• **Directive**:
Scan the lines below; pull out those with "DAVIS".

____ Information given

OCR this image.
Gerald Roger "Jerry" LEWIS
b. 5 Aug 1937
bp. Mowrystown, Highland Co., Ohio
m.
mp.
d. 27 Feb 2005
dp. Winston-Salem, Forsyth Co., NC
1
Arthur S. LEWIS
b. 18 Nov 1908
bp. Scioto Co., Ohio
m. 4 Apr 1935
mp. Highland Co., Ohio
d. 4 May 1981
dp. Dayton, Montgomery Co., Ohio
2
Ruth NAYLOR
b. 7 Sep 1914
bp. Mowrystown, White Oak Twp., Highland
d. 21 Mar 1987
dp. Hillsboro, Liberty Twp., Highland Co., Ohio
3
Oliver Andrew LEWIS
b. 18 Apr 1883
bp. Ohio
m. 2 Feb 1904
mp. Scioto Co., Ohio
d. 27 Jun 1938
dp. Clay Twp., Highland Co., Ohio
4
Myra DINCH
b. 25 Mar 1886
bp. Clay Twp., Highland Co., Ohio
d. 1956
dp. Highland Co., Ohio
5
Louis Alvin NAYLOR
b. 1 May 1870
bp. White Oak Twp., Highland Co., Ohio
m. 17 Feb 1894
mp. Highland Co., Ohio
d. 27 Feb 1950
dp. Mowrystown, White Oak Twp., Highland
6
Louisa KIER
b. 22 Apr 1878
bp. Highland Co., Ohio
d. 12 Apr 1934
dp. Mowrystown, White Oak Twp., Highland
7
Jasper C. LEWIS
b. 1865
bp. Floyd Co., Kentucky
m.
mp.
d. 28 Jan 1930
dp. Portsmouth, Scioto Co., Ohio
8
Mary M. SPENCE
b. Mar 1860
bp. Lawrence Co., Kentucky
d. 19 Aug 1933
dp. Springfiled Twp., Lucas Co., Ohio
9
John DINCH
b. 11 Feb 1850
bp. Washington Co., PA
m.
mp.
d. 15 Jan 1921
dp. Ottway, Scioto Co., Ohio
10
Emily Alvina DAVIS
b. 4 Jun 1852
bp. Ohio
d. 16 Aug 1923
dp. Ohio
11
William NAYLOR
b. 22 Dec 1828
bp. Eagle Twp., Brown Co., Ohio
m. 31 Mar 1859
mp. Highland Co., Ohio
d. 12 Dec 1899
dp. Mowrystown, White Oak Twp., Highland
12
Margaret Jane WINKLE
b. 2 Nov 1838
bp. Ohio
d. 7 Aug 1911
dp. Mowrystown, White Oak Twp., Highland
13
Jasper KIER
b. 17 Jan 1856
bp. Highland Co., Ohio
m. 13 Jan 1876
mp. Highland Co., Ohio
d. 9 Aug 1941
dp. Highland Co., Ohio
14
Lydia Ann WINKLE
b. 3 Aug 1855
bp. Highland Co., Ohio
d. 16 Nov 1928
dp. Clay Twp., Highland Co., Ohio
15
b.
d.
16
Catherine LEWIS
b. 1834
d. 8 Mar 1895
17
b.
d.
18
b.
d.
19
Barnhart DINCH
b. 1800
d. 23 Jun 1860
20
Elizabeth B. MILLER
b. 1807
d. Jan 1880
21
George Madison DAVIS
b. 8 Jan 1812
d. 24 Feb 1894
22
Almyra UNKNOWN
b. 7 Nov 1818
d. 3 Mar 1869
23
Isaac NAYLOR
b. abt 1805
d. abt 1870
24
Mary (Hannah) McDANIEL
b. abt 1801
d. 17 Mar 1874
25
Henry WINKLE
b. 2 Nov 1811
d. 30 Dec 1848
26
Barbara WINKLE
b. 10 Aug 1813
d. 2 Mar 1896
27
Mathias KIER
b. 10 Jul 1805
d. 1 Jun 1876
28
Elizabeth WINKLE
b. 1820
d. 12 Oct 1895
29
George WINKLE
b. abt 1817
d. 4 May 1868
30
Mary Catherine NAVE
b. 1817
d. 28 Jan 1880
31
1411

________

• **Response below**:
Emily Alvina DAVIS
George Madison DAVIS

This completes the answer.